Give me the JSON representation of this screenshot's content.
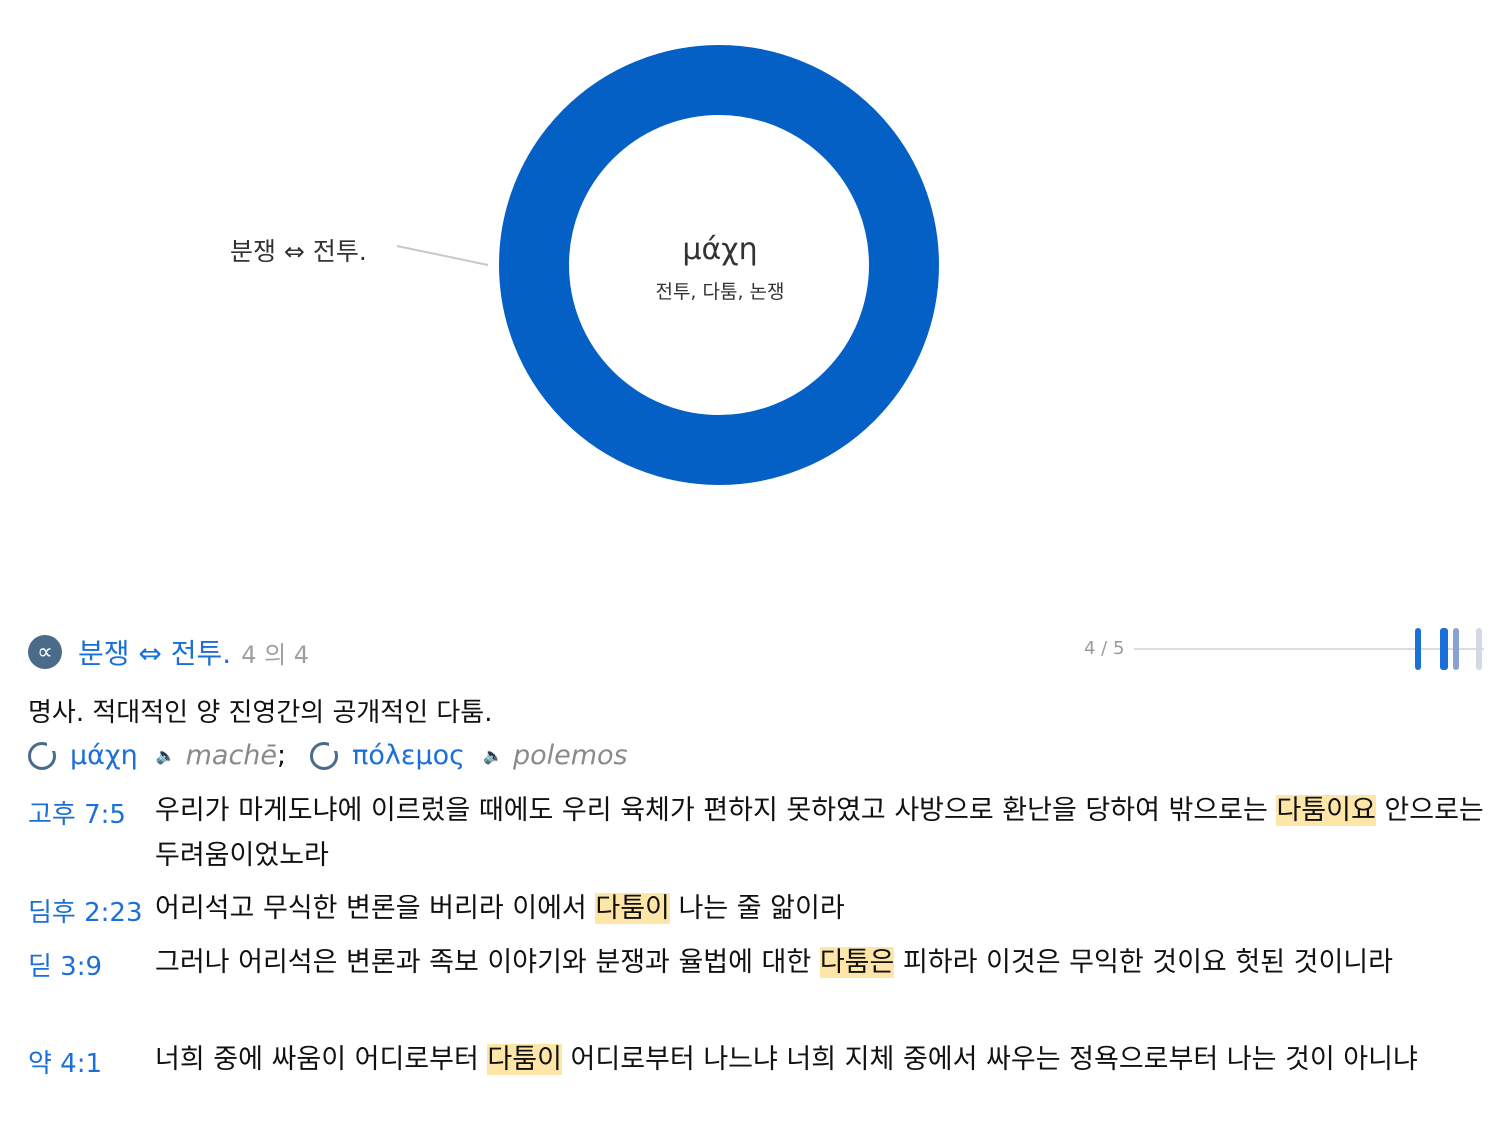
{
  "chart_data": {
    "type": "pie",
    "style": "donut",
    "center_title": "μάχη",
    "center_subtitle": "전투, 다툼, 논쟁",
    "slices": [
      {
        "label": "분쟁 ⇔ 전투.",
        "value": 100,
        "color": "#0560c6"
      }
    ]
  },
  "sense": {
    "icon": "∝",
    "title": "분쟁 ⇔ 전투.",
    "count": "4 의 4",
    "pager": "4 / 5"
  },
  "definition": "명사. 적대적인 양 진영간의 공개적인 다툼.",
  "lemmas": [
    {
      "greek": "μάχη",
      "translit": "machē",
      "separator": ";"
    },
    {
      "greek": "πόλεμος",
      "translit": "polemos",
      "separator": ""
    }
  ],
  "verses": [
    {
      "ref": "고후 7:5",
      "before": "우리가 마게도냐에 이르렀을 때에도 우리 육체가 편하지 못하였고 사방으로 환난을 당하여 밖으로는 ",
      "highlight": "다툼이요",
      "after": " 안으로는 두려움이었노라"
    },
    {
      "ref": "딤후 2:23",
      "before": "어리석고 무식한 변론을 버리라 이에서 ",
      "highlight": "다툼이",
      "after": " 나는 줄 앎이라"
    },
    {
      "ref": "딛 3:9",
      "before": "그러나 어리석은 변론과 족보 이야기와 분쟁과 율법에 대한 ",
      "highlight": "다툼은",
      "after": " 피하라 이것은 무익한 것이요 헛된 것이니라"
    },
    {
      "ref": "약 4:1",
      "before": "너희 중에 싸움이 어디로부터 ",
      "highlight": "다툼이",
      "after": " 어디로부터 나느냐 너희 지체 중에서 싸우는 정욕으로부터 나는 것이 아니냐"
    }
  ],
  "colors": {
    "link": "#1a6fd8",
    "donut": "#0560c6",
    "highlight": "#fde6a8",
    "muted": "#9a9a9a"
  },
  "icons": {
    "sense": "proportional-icon",
    "lemma": "refresh-icon",
    "audio": "speaker-icon"
  }
}
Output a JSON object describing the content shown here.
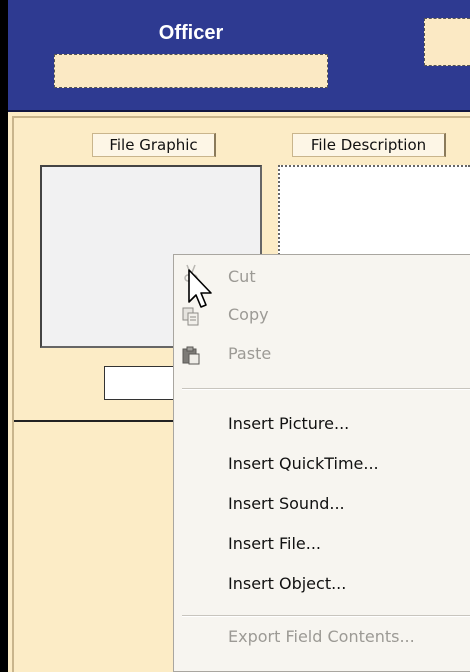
{
  "header": {
    "title": "Officer"
  },
  "labels": {
    "file_graphic": "File Graphic",
    "file_description": "File Description"
  },
  "menu": {
    "cut": "Cut",
    "copy": "Copy",
    "paste": "Paste",
    "insert_picture": "Insert Picture...",
    "insert_quicktime": "Insert QuickTime...",
    "insert_sound": "Insert Sound...",
    "insert_file": "Insert File...",
    "insert_object": "Insert Object...",
    "export_field_contents": "Export Field Contents..."
  },
  "colors": {
    "header_bg": "#2e3a91",
    "form_bg": "#fcecc6",
    "menu_bg": "#f7f5f0",
    "disabled_text": "#9c9a95"
  },
  "icons": [
    "cut-icon",
    "copy-icon",
    "paste-icon",
    "mouse-pointer-icon"
  ]
}
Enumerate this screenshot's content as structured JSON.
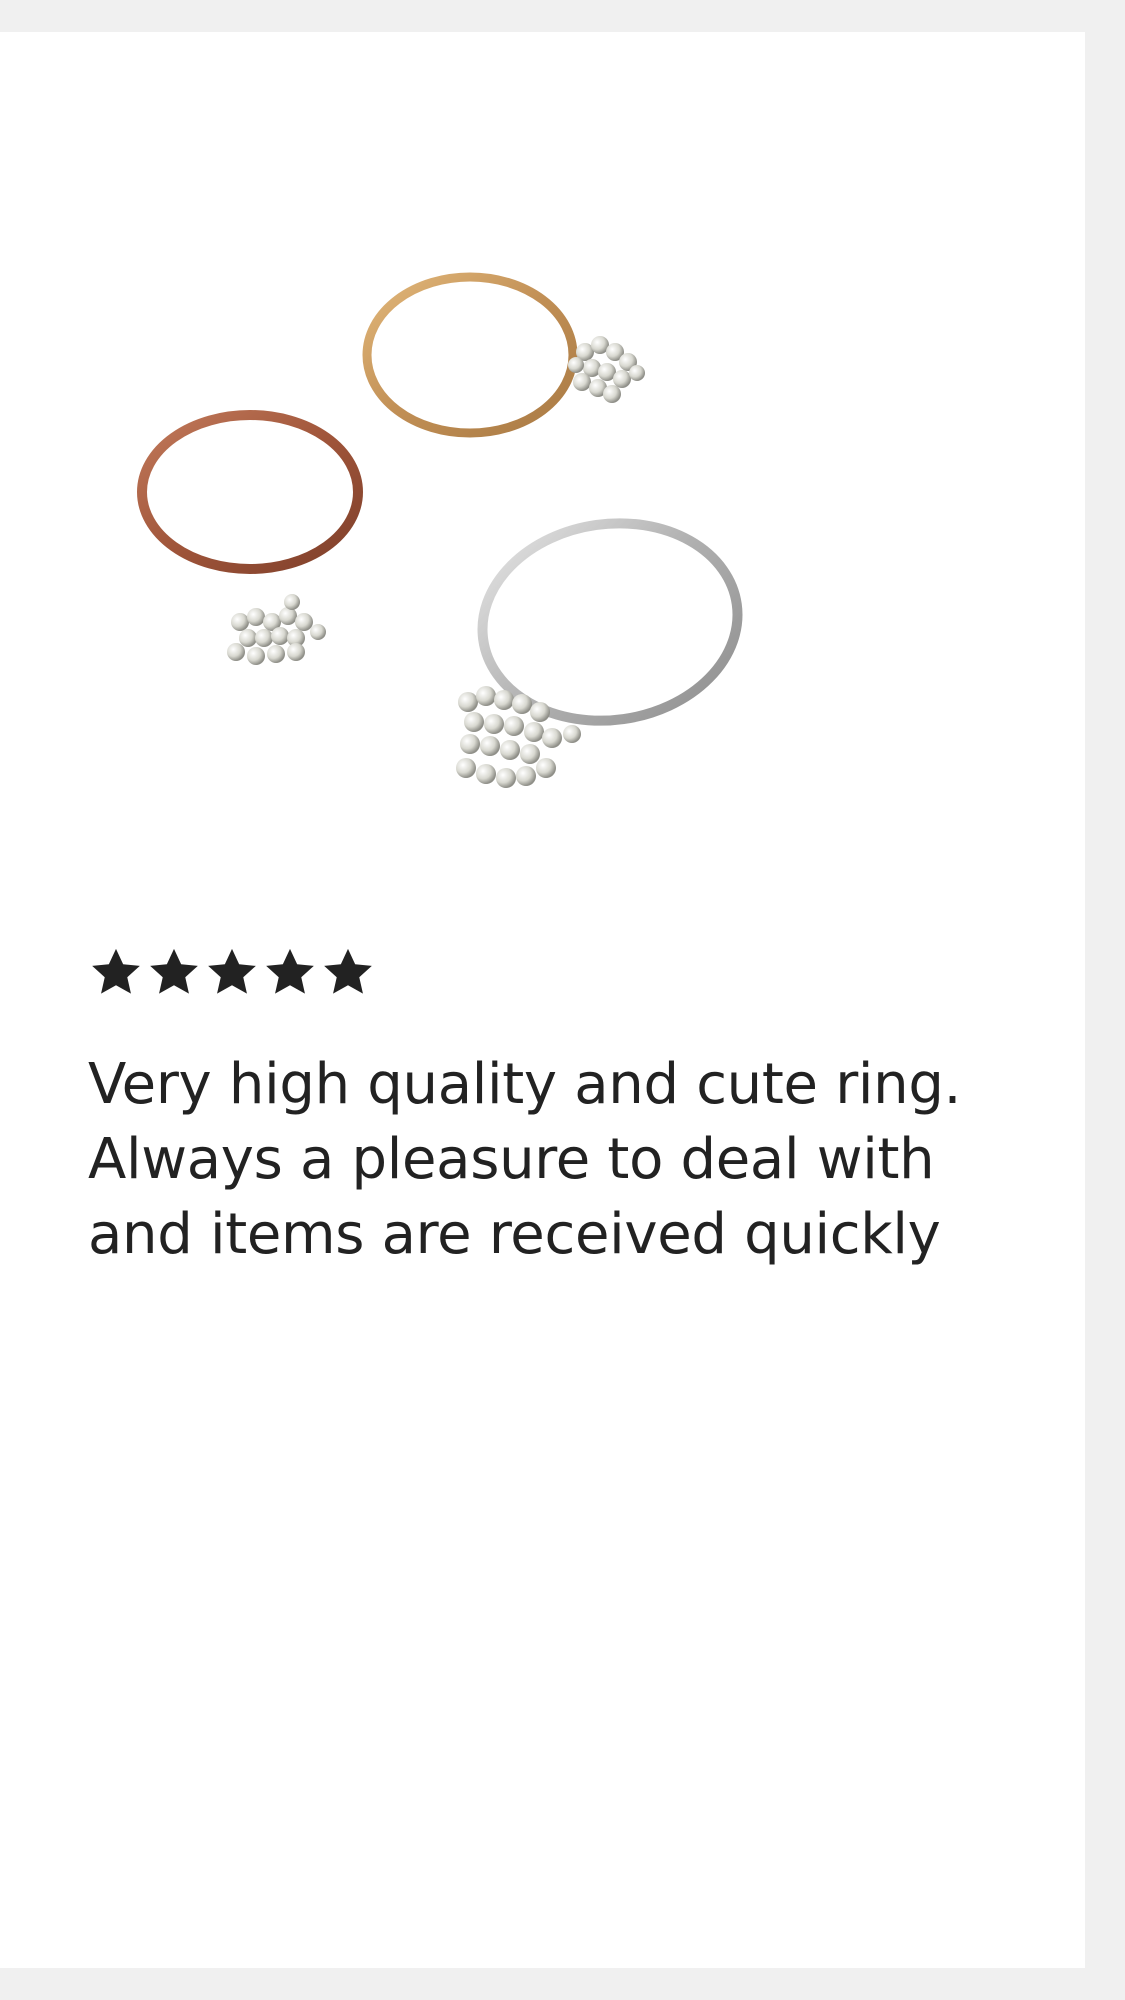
{
  "review": {
    "rating": 5,
    "rating_max": 5,
    "text": "Very high quality and cute ring. Always a pleasure to deal with and items are received quickly"
  },
  "photo": {
    "subject": "three stacking rings with silver bead clusters: copper, gold, silver",
    "colors": {
      "copper": "#a0553a",
      "gold": "#c99a5b",
      "silver": "#b8b8b8"
    }
  },
  "theme": {
    "page_bg": "#f0f0f0",
    "card_bg": "#ffffff",
    "star_color": "#222222",
    "text_color": "#222222"
  }
}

====================

Omit the pictures and give the material again, exactly and in full.

## Output for this exercise
Give me the JSON representation of this screenshot's content.
{
  "chart_data": {
    "type": "pie",
    "style": "donut",
    "center_title": "μάχη",
    "center_subtitle": "전투, 다툼, 논쟁",
    "slices": [
      {
        "label": "분쟁 ⇔ 전투.",
        "value": 100,
        "color": "#0560c6"
      }
    ]
  },
  "sense": {
    "icon": "∝",
    "title": "분쟁 ⇔ 전투.",
    "count": "4 의 4",
    "pager": "4 / 5"
  },
  "definition": "명사. 적대적인 양 진영간의 공개적인 다툼.",
  "lemmas": [
    {
      "greek": "μάχη",
      "translit": "machē",
      "separator": ";"
    },
    {
      "greek": "πόλεμος",
      "translit": "polemos",
      "separator": ""
    }
  ],
  "verses": [
    {
      "ref": "고후 7:5",
      "before": "우리가 마게도냐에 이르렀을 때에도 우리 육체가 편하지 못하였고 사방으로 환난을 당하여 밖으로는 ",
      "highlight": "다툼이요",
      "after": " 안으로는 두려움이었노라"
    },
    {
      "ref": "딤후 2:23",
      "before": "어리석고 무식한 변론을 버리라 이에서 ",
      "highlight": "다툼이",
      "after": " 나는 줄 앎이라"
    },
    {
      "ref": "딛 3:9",
      "before": "그러나 어리석은 변론과 족보 이야기와 분쟁과 율법에 대한 ",
      "highlight": "다툼은",
      "after": " 피하라 이것은 무익한 것이요 헛된 것이니라"
    },
    {
      "ref": "약 4:1",
      "before": "너희 중에 싸움이 어디로부터 ",
      "highlight": "다툼이",
      "after": " 어디로부터 나느냐 너희 지체 중에서 싸우는 정욕으로부터 나는 것이 아니냐"
    }
  ],
  "colors": {
    "link": "#1a6fd8",
    "donut": "#0560c6",
    "highlight": "#fde6a8",
    "muted": "#9a9a9a"
  },
  "icons": {
    "sense": "proportional-icon",
    "lemma": "refresh-icon",
    "audio": "speaker-icon"
  }
}
Output a JSON object describing the content shown here.
{
  "header": {
    "title": "Officer"
  },
  "labels": {
    "file_graphic": "File Graphic",
    "file_description": "File Description"
  },
  "menu": {
    "cut": "Cut",
    "copy": "Copy",
    "paste": "Paste",
    "insert_picture": "Insert Picture...",
    "insert_quicktime": "Insert QuickTime...",
    "insert_sound": "Insert Sound...",
    "insert_file": "Insert File...",
    "insert_object": "Insert Object...",
    "export_field_contents": "Export Field Contents..."
  },
  "colors": {
    "header_bg": "#2e3a91",
    "form_bg": "#fcecc6",
    "menu_bg": "#f7f5f0",
    "disabled_text": "#9c9a95"
  },
  "icons": [
    "cut-icon",
    "copy-icon",
    "paste-icon",
    "mouse-pointer-icon"
  ]
}
Enumerate this screenshot's content as structured JSON.
{
  "review": {
    "rating": 5,
    "rating_max": 5,
    "text": "Very high quality and cute ring. Always a pleasure to deal with and items are received quickly"
  },
  "photo": {
    "subject": "three stacking rings with silver bead clusters: copper, gold, silver",
    "colors": {
      "copper": "#a0553a",
      "gold": "#c99a5b",
      "silver": "#b8b8b8"
    }
  },
  "theme": {
    "page_bg": "#f0f0f0",
    "card_bg": "#ffffff",
    "star_color": "#222222",
    "text_color": "#222222"
  }
}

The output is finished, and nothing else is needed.